[START OF THE RECORDS]

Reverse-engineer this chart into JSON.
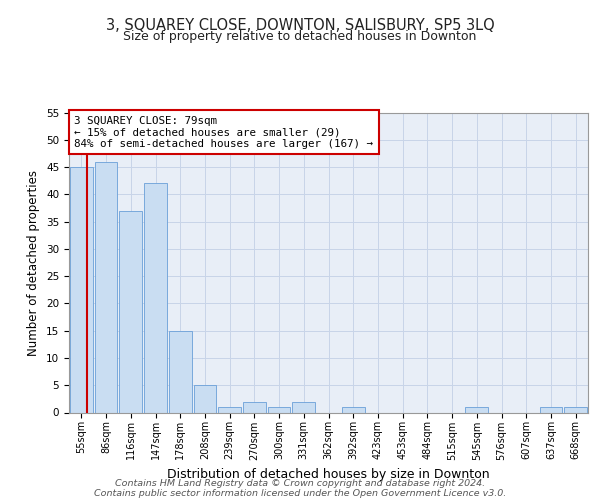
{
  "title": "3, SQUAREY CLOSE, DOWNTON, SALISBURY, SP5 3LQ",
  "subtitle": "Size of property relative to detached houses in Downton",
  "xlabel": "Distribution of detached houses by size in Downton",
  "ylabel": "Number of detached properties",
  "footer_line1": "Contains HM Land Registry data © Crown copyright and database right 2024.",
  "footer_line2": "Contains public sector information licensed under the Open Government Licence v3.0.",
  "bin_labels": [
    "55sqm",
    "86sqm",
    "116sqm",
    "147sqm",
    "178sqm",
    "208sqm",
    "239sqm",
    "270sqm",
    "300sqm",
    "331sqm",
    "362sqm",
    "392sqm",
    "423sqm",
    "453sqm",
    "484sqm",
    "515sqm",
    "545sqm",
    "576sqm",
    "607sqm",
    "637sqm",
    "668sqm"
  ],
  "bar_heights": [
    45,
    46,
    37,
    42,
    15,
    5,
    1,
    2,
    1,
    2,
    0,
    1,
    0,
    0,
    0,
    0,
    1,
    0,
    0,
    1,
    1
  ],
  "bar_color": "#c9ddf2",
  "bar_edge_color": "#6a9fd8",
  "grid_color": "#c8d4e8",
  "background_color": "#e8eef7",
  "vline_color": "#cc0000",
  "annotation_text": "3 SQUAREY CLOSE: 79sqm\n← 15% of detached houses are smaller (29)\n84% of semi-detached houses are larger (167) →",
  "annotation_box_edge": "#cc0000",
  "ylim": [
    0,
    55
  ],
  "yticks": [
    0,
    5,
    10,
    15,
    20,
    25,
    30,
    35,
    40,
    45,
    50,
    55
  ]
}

[END OF THE RECORDS]
[START OF THE RECORDS]

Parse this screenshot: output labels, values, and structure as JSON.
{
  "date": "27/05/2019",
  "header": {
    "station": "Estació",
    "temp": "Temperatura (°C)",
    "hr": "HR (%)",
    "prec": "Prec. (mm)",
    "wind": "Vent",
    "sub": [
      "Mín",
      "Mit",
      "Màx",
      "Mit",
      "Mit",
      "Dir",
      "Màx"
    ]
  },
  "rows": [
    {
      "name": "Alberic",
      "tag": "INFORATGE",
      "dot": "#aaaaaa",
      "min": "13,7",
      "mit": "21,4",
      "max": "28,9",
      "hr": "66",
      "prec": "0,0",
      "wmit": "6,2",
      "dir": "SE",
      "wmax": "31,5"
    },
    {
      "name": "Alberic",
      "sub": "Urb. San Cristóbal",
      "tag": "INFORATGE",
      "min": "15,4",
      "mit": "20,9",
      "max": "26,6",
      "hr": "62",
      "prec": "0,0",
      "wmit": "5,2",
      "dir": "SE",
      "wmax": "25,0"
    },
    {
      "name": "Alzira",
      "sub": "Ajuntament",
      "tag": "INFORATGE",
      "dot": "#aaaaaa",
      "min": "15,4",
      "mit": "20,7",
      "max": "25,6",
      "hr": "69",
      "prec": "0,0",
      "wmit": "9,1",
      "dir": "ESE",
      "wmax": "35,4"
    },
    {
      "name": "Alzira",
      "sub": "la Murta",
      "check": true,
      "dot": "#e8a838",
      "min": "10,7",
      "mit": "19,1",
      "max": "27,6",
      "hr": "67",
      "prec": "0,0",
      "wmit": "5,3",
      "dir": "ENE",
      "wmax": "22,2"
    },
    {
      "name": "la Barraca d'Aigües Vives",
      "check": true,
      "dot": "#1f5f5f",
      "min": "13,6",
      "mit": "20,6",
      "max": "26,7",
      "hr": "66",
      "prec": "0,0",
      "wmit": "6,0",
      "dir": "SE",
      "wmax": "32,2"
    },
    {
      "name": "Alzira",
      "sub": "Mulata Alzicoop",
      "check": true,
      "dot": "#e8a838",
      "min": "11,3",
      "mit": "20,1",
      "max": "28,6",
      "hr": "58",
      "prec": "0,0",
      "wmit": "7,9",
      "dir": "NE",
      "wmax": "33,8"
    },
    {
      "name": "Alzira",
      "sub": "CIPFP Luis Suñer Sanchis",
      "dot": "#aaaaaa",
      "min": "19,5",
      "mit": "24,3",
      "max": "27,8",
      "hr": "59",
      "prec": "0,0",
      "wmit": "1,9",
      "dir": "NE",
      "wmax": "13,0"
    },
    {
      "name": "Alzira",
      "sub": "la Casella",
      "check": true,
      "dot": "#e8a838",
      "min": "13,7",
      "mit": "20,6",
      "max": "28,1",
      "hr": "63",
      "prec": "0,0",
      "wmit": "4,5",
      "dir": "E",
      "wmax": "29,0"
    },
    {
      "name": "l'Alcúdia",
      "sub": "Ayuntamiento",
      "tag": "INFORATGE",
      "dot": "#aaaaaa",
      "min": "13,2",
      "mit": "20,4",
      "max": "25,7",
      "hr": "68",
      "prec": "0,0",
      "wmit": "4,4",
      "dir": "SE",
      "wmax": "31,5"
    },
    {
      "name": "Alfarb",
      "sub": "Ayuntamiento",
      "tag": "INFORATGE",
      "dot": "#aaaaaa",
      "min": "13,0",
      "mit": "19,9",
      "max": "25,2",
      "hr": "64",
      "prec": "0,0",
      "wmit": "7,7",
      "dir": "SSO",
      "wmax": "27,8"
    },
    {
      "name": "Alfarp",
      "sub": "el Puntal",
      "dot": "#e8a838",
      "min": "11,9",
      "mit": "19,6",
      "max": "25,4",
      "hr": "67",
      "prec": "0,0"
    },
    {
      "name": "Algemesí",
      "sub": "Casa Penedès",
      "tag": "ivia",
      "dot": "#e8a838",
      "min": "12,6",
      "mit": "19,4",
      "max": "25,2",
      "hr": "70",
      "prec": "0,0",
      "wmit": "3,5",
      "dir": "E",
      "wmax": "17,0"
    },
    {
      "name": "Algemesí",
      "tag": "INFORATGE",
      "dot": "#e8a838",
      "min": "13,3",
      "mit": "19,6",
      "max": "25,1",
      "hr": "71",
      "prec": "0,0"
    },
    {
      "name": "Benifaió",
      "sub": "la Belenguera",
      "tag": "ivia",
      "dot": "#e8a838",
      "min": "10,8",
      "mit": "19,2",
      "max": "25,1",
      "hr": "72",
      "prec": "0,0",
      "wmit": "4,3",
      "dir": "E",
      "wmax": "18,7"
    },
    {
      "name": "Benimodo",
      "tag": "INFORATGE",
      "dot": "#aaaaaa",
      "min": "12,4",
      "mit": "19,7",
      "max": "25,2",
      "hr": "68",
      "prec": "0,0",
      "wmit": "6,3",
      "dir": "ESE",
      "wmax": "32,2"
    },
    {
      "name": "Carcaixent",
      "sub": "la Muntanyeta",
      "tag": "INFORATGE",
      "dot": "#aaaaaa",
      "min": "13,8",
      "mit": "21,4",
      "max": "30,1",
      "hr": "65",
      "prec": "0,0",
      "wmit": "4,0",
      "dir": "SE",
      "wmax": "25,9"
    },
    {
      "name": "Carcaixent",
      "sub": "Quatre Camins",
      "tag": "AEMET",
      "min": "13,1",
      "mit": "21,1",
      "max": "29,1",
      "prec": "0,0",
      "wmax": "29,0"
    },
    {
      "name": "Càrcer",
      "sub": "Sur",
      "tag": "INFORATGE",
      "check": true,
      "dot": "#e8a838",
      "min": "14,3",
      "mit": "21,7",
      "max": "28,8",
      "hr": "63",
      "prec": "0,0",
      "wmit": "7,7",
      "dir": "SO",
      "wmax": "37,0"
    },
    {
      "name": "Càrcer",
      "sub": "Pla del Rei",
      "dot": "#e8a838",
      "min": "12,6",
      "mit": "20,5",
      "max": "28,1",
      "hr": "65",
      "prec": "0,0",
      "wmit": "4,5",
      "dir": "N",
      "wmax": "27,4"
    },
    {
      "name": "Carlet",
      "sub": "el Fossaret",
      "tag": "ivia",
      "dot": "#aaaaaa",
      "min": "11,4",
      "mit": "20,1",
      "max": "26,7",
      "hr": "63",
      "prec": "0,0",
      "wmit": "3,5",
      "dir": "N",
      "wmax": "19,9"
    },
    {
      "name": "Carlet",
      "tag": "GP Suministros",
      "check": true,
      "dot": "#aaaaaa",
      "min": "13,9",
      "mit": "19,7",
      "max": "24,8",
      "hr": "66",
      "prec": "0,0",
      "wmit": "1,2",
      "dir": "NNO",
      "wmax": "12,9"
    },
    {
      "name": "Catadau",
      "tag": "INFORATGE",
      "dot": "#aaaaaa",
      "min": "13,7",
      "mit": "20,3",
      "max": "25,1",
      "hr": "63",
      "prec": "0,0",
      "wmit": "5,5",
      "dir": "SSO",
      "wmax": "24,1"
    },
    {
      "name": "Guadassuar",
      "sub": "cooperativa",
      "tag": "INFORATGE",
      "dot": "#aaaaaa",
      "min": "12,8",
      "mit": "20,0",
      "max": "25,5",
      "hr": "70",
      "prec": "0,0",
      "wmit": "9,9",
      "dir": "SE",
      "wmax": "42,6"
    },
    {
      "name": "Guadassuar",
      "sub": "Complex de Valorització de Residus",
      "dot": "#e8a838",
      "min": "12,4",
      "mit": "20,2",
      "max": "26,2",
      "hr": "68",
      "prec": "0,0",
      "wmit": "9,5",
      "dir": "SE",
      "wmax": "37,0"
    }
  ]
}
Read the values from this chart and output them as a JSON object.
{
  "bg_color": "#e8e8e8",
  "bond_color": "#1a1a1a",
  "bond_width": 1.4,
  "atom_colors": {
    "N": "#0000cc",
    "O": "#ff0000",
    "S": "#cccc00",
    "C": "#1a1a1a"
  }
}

[END OF THE RECORDS]

→ **TASK OBJECTIVE**: Wherever "Contains" shows up in a line, copy that line.

→ **SOLUTION TO THIS TASK**:
  "footer_line1": "Contains HM Land Registry data © Crown copyright and database right 2024.",
  "footer_line2": "Contains public sector information licensed under the Open Government Licence v3.0.",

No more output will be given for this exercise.